INSTRUCTION: Extract the stretch of records from the very first line through the line containing "bar-generes — [579, 117, 591, 269]", and repeat those lines exactly as they appear.

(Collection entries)
- - -

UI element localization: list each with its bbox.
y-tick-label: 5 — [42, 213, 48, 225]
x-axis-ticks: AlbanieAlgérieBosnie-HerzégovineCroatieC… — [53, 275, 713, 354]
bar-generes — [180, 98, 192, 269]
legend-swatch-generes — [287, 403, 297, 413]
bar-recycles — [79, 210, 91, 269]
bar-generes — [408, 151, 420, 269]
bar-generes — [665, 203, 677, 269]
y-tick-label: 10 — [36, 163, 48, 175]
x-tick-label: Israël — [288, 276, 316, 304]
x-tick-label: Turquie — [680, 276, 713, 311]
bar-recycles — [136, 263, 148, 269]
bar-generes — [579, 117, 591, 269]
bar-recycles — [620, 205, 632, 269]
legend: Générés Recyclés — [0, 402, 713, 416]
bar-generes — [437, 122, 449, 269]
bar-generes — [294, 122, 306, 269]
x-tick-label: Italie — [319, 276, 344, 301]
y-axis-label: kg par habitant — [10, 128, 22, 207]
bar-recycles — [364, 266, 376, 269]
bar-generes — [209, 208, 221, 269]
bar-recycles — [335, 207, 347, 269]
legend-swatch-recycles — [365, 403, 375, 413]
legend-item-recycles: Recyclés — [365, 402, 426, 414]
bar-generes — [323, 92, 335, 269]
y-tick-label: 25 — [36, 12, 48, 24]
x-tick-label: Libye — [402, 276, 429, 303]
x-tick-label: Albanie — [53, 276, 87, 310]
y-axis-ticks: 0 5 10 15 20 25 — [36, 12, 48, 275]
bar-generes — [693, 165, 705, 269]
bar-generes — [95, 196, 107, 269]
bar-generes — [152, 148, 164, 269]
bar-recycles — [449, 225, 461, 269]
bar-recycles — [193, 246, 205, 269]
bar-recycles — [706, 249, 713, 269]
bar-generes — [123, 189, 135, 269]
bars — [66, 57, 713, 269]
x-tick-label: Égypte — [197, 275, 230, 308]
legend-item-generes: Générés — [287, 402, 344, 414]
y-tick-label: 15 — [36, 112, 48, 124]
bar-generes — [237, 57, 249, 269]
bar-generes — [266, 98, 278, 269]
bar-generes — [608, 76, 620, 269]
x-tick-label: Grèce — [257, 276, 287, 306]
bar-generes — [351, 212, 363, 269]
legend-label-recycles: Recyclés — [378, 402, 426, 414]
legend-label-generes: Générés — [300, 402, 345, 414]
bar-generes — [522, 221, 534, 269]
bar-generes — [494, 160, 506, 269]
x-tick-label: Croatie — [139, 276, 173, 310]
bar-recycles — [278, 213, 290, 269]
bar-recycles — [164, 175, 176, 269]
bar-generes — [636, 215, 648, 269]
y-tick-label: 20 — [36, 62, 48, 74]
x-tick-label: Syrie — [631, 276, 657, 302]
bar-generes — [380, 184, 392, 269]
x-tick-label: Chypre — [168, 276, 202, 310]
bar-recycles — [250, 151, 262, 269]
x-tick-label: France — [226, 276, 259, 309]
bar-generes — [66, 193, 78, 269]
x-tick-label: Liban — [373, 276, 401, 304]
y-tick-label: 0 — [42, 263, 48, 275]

- - -

ANSWER TO THE EXERCISE:
UI element localization: list each with its bbox.
y-tick-label: 5 — [42, 213, 48, 225]
x-axis-ticks: AlbanieAlgérieBosnie-HerzégovineCroatieC… — [53, 275, 713, 354]
bar-generes — [180, 98, 192, 269]
legend-swatch-generes — [287, 403, 297, 413]
bar-recycles — [79, 210, 91, 269]
bar-generes — [408, 151, 420, 269]
bar-generes — [665, 203, 677, 269]
y-tick-label: 10 — [36, 163, 48, 175]
x-tick-label: Israël — [288, 276, 316, 304]
x-tick-label: Turquie — [680, 276, 713, 311]
bar-recycles — [136, 263, 148, 269]
bar-generes — [579, 117, 591, 269]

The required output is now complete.